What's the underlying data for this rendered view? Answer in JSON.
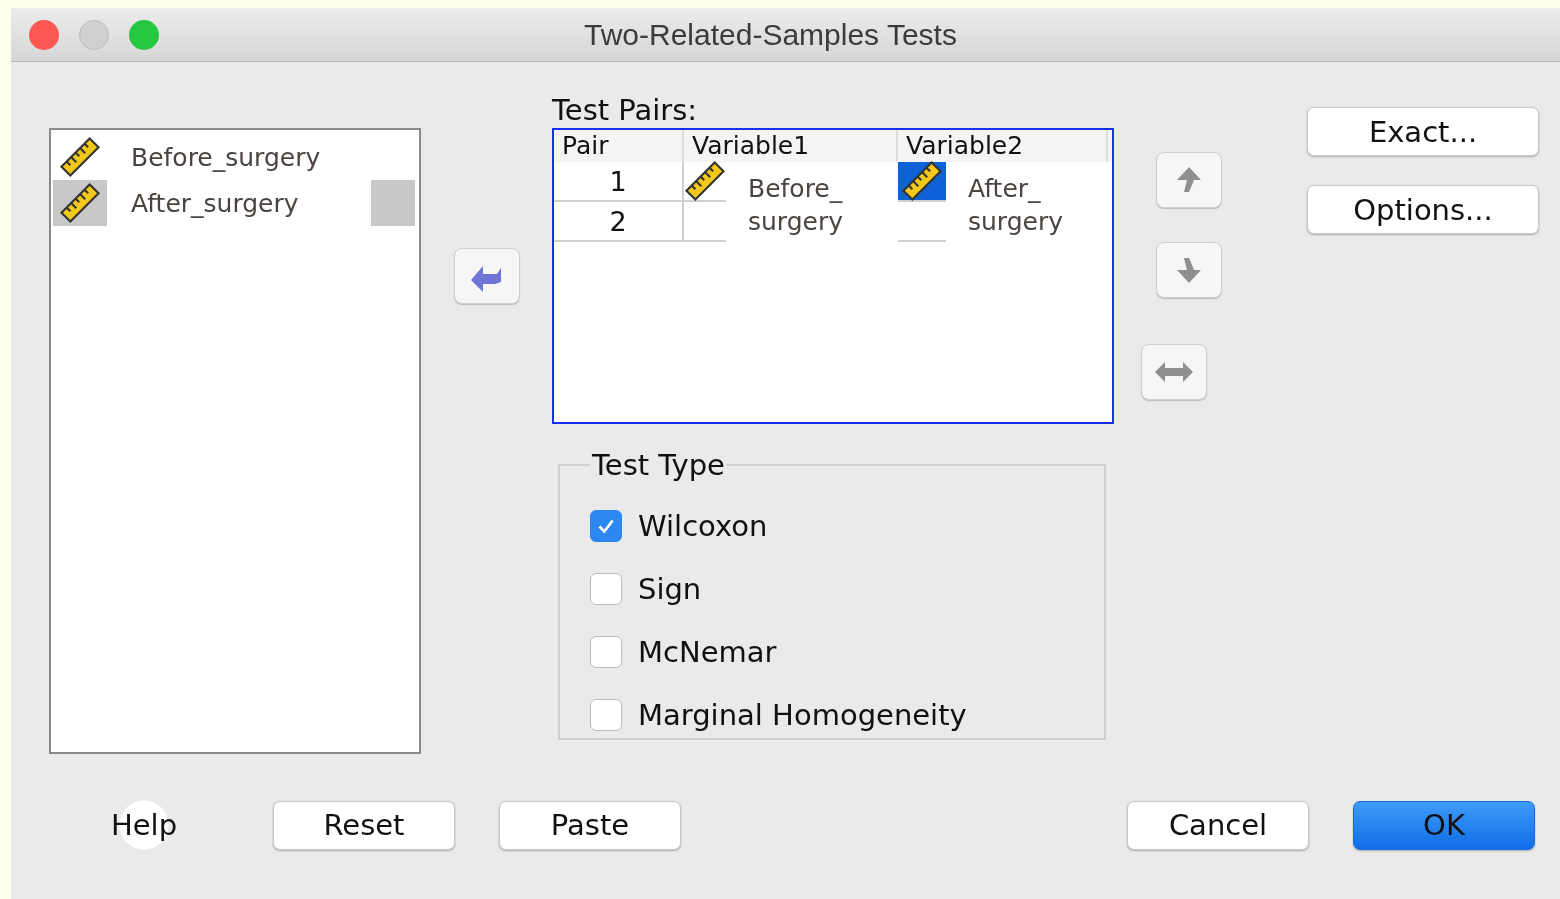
{
  "window": {
    "title": "Two-Related-Samples Tests"
  },
  "variables": [
    {
      "name": "Before_surgery",
      "selected": false
    },
    {
      "name": "After_surgery",
      "selected": true
    }
  ],
  "test_pairs": {
    "label": "Test Pairs:",
    "columns": [
      "Pair",
      "Variable1",
      "Variable2"
    ],
    "rows": [
      {
        "pair": "1",
        "variable1": "Before_ surgery",
        "variable1_selected": false,
        "variable2": "After_ surgery",
        "variable2_selected": true
      },
      {
        "pair": "2"
      }
    ]
  },
  "side_buttons": [
    "Exact...",
    "Options..."
  ],
  "test_type": {
    "label": "Test Type",
    "options": [
      {
        "label": "Wilcoxon",
        "checked": true
      },
      {
        "label": "Sign",
        "checked": false
      },
      {
        "label": "McNemar",
        "checked": false
      },
      {
        "label": "Marginal Homogeneity",
        "checked": false
      }
    ]
  },
  "footer": {
    "help": "Help",
    "buttons": [
      {
        "label": "Reset",
        "default": false
      },
      {
        "label": "Paste",
        "default": false
      },
      {
        "label": "Cancel",
        "default": false
      },
      {
        "label": "OK",
        "default": true
      }
    ]
  }
}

○ ○ ○ ○ ○ ○ ○

## WHAT IS ASKED
Pick out, from the lines above, every one that contains the string "name".

## SOLVED EXERCISE
      "name": "Before_surgery",
      "name": "After_surgery",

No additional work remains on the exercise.